◆ AIM OF THE EXERCISE:
Continue the Jeremy Siegel biography from the point where it stops.

◆ EXTRACTED TEXT:
------
Jeremy James Siegel (born November 14, 1945) is the Russell E. Palmer Professor of Finance at the Wharton School of the University of Pennsylvania in Philadelphia, Pennsylvania. Siegel comments extensively on the economy and financial markets. He appears regularly on networks including CNN, CNBC and NPR, and writes regular columns for Kiplinger's Personal Finance and Yahoo! Finance. Siegel's paradox is named after him.

Biography
Siegel was born into a family of Jews in Chicago, Illinois, and graduated from Highland Park High School.  He majored in mathematics and economics as an undergraduate at Columbia University, graduating in 1967, and obtained a Ph.D. from MIT in 1971. At MIT he studied under Paul Samuelson and Robert Solow, both Nobel Prize winners.

He taught at the University of Chicago for four years before moving to the Wharton School of the University of Pennsylvania.

As of 2007, Siegel was advisor to WisdomTree Investments, a sponsor of exchange-traded funds; he owned about 2% of the company, which was then worth an estimated $700 million.

Investing advice
In his books Stocks for the Long Run (1998) and The Future for Investors (2005), Siegel outlines his investing theories and advice.

He recommends against holding bonds, arguing their long-term performance tends to be negative after inflation. Siegel's position on bonds has been disputed, with critics proposing his data is flawed due to use of unreliable information from earlier sources.

For stocks, Siegel recommends relying primarily or exclusively on index funds when possible, as active management tends to underperform market averages over long periods. (When he wrote in the late 1990s and early 2000's, index funds were not necessarily available in 401k plans but have become more popular since then.) He is not opposed to holding a small portion of the portfolio in single stocks, provided their selection is prudent.
------
◆ PROVIDED INFORMATION:
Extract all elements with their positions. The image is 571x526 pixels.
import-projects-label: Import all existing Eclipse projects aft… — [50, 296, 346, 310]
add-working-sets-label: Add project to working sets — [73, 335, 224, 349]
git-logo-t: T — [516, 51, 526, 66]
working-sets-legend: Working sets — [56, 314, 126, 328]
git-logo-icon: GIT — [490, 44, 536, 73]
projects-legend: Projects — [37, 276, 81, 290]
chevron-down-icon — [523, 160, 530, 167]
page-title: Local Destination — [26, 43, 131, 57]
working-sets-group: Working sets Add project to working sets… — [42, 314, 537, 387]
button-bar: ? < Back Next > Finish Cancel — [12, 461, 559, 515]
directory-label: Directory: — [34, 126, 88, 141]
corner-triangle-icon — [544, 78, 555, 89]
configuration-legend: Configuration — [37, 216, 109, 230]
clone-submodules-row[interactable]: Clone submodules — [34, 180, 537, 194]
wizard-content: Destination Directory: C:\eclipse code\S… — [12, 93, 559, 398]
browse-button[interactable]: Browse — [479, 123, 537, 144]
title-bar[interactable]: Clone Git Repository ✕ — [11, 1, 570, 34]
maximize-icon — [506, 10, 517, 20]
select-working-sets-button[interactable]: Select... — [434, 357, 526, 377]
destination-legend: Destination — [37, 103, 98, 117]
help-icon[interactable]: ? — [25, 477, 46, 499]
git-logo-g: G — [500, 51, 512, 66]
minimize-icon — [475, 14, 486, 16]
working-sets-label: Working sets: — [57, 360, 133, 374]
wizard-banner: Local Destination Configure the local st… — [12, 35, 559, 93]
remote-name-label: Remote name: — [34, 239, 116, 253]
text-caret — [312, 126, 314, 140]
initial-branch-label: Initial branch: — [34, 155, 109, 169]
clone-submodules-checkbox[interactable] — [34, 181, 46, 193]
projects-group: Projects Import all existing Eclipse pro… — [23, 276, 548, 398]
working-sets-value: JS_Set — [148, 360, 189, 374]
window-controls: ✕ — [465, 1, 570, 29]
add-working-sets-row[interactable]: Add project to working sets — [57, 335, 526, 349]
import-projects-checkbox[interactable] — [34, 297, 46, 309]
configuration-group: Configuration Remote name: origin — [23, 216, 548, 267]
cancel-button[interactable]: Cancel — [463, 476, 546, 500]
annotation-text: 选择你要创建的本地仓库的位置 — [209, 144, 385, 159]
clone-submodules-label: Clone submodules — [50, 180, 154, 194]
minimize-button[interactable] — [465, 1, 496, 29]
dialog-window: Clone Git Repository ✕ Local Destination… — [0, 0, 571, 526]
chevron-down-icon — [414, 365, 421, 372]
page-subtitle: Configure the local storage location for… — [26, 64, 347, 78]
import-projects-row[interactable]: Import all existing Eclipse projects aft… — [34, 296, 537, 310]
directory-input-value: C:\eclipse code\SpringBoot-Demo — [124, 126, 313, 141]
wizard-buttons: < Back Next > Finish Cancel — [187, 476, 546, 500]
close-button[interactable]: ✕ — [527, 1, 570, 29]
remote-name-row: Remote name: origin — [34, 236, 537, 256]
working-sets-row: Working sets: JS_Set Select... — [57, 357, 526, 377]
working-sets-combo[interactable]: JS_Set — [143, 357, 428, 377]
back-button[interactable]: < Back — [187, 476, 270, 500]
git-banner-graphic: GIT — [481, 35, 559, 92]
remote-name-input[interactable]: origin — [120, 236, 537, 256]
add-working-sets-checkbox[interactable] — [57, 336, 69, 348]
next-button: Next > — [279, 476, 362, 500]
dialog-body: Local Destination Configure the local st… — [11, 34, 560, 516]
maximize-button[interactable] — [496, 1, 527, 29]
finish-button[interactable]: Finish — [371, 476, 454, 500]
------
◆ EXERCISE OUTPUT:
For all stocks or investment options, Siegel advise following a "D-I-V" mnemonic as a guideline: prioritizing dividends, international, and valuation. His research found dividend-paying stocks tend to offer superior long-term performance, as they are associated with profitable mature companies that hold up well during bear markets and recessions, and are also more likely to be reasonably valued. He has endorsed the Dogs of the Dow method, of holding the highest-dividend stocks in the Dow Jones Industrial Average. Siegel recommends substantial international stock holdings, up to 40-50%, to avoid home country bias and obtain a broader variety of options. For valuation, Siegel recommends stocks or indexes that are fairly valued or undervalued while avoiding sectors that are overvalued or trendy, as they tend to offer poor long-term results. He calls this phenomenon the "growth trap" and notes that fast-growing companies, industries or economies are not necessarily good investments.

Siegel's academic research showing dividend-paying companies tend to offer superior long-term performance with lower risk has influenced the construction of indexes used for WisdomTree Investments, a provider of exchange traded funds. After the dot com bubble of the late 1990s and early 2000's Siegel became somewhat skeptical of the prevailing use of market capitalization for constructing index funds, and thus helped develop fundamental indexing.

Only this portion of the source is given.